## REQUIRED TASK
Check each line of the listing below for the string "Serveri", and give only how many lines hold it.

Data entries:
+++

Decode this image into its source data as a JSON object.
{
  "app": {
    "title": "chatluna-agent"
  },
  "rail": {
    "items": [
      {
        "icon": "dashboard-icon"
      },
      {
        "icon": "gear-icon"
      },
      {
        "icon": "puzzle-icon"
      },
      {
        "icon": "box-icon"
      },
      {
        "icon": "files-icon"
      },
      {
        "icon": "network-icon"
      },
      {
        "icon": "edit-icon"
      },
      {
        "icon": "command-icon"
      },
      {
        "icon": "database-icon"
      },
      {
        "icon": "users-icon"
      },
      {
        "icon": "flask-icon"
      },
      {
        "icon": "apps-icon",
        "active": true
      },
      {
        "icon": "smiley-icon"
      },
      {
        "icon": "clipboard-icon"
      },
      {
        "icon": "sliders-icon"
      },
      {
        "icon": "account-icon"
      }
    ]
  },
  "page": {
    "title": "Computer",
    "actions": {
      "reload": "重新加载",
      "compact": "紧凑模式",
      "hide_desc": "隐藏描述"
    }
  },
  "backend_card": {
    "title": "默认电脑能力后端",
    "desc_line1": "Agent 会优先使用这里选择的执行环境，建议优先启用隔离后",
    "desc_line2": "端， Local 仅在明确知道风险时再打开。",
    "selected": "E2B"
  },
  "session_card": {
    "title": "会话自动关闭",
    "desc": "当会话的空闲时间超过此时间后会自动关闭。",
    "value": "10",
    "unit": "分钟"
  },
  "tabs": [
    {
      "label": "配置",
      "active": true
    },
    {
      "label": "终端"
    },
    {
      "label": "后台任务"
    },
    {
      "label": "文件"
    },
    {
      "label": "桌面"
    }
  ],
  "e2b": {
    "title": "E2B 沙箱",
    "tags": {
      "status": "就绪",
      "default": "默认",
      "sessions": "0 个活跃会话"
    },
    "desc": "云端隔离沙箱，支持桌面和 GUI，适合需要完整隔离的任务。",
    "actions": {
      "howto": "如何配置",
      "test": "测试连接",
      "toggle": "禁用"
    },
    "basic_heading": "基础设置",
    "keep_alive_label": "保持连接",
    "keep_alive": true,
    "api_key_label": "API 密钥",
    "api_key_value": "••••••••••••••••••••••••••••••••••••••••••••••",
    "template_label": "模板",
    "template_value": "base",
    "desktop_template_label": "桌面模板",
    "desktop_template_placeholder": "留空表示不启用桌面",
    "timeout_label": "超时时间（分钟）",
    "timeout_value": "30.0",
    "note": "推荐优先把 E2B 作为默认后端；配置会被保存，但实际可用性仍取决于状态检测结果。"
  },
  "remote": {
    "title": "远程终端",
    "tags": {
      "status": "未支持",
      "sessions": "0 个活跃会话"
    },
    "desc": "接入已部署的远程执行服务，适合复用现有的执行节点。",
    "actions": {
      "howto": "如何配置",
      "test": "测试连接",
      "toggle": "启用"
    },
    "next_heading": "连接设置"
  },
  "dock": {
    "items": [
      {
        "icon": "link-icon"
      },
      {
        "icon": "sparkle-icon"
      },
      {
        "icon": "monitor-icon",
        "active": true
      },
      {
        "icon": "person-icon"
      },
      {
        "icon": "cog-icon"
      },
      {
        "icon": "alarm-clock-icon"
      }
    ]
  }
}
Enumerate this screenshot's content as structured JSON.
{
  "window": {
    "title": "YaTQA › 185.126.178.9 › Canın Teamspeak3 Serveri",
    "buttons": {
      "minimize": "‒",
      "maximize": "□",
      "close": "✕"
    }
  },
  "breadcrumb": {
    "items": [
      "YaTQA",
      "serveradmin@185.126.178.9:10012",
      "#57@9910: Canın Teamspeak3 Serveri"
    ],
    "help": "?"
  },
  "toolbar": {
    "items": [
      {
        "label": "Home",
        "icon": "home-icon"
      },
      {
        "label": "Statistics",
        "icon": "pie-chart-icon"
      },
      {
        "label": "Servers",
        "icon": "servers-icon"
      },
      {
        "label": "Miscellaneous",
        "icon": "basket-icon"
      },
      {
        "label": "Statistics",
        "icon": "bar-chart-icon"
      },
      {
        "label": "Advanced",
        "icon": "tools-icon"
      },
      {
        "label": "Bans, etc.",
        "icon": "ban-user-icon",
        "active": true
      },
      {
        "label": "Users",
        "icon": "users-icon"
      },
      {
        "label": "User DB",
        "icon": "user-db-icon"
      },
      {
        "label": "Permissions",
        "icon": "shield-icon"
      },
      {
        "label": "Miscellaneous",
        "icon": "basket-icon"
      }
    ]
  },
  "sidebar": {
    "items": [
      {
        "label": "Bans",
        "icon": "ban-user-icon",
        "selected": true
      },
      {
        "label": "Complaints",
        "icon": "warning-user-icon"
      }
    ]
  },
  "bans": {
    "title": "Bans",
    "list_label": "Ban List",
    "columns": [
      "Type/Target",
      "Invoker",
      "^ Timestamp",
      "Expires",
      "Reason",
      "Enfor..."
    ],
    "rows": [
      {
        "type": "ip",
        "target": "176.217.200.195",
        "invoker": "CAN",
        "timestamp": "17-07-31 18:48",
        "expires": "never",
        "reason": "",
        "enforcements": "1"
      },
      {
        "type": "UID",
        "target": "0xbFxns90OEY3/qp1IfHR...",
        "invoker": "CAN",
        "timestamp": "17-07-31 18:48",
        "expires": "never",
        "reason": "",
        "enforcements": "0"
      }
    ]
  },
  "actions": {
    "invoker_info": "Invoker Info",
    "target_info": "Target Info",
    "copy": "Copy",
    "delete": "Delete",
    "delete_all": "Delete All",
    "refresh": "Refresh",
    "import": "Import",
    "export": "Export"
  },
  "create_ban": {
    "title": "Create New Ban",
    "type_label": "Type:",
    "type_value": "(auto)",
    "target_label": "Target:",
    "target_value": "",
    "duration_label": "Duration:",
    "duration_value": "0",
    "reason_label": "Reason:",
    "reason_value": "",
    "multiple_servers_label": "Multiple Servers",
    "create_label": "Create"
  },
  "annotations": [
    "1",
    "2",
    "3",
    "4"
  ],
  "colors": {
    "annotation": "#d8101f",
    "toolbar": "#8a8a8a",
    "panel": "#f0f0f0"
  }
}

+++

## EXERCISE OUTPUT
2